-- start --

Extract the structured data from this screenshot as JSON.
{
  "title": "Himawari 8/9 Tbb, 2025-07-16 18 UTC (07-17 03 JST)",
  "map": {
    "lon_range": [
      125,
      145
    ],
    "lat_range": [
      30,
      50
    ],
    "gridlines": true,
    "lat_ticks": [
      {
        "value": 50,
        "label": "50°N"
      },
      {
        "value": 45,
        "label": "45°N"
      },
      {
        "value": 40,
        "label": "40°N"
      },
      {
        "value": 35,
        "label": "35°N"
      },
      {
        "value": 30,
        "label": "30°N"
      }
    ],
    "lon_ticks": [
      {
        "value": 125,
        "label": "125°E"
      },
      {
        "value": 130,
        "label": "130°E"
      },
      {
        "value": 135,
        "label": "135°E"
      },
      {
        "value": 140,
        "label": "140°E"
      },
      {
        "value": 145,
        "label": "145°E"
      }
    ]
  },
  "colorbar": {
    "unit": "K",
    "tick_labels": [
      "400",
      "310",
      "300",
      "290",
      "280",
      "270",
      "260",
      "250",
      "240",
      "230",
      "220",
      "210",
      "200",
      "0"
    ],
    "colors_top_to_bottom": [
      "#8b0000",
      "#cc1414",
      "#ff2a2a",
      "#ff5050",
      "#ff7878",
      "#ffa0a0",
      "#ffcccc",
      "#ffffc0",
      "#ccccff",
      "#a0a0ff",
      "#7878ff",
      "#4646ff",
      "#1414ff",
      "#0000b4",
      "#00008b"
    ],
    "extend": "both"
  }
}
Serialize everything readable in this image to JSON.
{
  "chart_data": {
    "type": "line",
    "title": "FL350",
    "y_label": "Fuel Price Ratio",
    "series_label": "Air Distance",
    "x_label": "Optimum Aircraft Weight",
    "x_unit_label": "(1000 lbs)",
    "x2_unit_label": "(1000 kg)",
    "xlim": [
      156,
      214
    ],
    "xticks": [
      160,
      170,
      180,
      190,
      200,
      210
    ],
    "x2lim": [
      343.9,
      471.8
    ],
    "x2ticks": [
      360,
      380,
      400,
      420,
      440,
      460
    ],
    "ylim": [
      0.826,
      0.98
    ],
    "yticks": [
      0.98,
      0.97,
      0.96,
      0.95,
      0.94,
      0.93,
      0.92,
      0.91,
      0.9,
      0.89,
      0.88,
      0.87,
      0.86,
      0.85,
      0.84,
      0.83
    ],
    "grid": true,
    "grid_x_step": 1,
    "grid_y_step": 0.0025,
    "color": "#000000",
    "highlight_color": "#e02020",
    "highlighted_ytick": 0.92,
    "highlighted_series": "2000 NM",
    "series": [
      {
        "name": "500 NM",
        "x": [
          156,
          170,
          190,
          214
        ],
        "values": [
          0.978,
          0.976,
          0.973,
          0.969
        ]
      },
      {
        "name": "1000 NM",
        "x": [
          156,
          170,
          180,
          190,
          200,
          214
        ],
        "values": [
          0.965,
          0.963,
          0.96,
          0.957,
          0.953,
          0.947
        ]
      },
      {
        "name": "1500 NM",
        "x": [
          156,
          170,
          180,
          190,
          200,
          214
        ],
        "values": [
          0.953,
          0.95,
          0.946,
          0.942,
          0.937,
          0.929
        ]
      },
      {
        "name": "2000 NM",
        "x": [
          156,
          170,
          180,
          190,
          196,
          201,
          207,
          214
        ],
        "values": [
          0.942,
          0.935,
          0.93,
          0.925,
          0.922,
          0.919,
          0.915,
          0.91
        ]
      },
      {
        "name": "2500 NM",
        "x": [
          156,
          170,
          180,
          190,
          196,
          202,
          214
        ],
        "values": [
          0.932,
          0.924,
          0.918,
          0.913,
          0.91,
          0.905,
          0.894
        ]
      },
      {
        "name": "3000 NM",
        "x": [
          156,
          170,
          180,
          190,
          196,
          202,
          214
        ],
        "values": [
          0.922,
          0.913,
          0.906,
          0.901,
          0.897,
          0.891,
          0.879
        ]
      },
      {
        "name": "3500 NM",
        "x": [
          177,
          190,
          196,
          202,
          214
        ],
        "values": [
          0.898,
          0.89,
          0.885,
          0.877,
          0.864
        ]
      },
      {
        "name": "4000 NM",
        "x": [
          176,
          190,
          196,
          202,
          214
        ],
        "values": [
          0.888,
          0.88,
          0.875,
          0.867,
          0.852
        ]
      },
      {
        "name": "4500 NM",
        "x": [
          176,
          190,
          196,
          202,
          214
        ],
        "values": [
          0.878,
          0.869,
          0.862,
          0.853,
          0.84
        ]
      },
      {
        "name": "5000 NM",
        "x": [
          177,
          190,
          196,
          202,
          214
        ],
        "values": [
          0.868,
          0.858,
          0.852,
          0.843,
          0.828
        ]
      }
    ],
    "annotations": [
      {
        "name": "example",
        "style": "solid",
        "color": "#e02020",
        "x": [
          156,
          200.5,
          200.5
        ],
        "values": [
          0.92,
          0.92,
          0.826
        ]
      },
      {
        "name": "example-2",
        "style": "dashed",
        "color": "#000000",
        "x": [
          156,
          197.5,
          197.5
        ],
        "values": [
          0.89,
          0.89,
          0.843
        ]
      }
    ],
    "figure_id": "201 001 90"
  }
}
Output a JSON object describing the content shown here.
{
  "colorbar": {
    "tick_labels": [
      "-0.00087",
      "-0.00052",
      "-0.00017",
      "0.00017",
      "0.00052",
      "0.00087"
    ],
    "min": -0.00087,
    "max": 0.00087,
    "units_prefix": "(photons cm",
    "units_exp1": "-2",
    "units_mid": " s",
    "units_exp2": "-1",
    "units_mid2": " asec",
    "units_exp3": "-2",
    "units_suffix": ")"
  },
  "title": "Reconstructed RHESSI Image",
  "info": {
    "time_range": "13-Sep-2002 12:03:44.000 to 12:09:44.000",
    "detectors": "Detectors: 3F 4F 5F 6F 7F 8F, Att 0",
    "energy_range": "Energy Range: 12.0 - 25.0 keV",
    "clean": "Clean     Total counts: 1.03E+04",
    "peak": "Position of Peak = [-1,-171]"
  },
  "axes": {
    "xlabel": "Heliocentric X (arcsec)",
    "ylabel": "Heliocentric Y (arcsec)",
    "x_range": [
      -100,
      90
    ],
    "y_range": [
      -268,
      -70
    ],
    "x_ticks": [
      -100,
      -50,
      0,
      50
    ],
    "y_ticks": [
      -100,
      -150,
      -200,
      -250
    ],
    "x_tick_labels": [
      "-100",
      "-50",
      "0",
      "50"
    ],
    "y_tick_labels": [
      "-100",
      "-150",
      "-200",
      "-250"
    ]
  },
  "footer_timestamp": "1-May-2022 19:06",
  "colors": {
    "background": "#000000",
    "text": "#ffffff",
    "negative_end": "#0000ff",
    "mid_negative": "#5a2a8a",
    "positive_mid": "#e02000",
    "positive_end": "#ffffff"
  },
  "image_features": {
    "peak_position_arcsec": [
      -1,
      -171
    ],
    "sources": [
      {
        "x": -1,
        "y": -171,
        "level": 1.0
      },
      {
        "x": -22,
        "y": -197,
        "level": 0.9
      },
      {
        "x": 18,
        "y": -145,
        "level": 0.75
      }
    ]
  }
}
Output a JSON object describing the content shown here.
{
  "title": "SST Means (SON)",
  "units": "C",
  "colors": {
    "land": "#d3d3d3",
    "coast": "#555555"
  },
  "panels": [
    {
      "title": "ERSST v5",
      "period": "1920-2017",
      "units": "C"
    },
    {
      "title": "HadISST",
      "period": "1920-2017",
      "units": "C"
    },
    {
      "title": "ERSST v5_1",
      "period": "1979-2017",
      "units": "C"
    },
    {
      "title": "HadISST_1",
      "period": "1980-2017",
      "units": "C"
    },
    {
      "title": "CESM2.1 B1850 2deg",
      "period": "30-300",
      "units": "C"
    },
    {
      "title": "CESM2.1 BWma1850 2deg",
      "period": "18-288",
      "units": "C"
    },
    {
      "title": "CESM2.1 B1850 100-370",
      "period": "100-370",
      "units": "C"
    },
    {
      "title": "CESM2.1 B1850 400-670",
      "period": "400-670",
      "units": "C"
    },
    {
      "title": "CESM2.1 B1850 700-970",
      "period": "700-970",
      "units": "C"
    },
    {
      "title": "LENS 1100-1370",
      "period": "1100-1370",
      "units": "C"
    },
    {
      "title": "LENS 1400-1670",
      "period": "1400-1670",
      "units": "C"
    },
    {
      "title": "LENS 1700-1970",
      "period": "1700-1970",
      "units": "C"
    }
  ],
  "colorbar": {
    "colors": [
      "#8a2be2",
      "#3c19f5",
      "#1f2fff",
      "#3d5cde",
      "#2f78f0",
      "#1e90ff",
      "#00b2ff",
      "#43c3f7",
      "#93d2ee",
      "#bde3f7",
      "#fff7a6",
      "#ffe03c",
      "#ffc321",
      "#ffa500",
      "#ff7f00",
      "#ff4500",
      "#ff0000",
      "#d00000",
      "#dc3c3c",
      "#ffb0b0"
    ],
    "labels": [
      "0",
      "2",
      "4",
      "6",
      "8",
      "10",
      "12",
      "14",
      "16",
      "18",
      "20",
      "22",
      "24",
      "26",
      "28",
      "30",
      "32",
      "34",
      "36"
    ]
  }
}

-- end --

Exercise goal | Consider the entries above and return each line with the string "name".

Task output |
        "name": "500 NM",
        "name": "1000 NM",
        "name": "1500 NM",
        "name": "2000 NM",
        "name": "2500 NM",
        "name": "3000 NM",
        "name": "3500 NM",
        "name": "4000 NM",
        "name": "4500 NM",
        "name": "5000 NM",
        "name": "example",
        "name": "example-2",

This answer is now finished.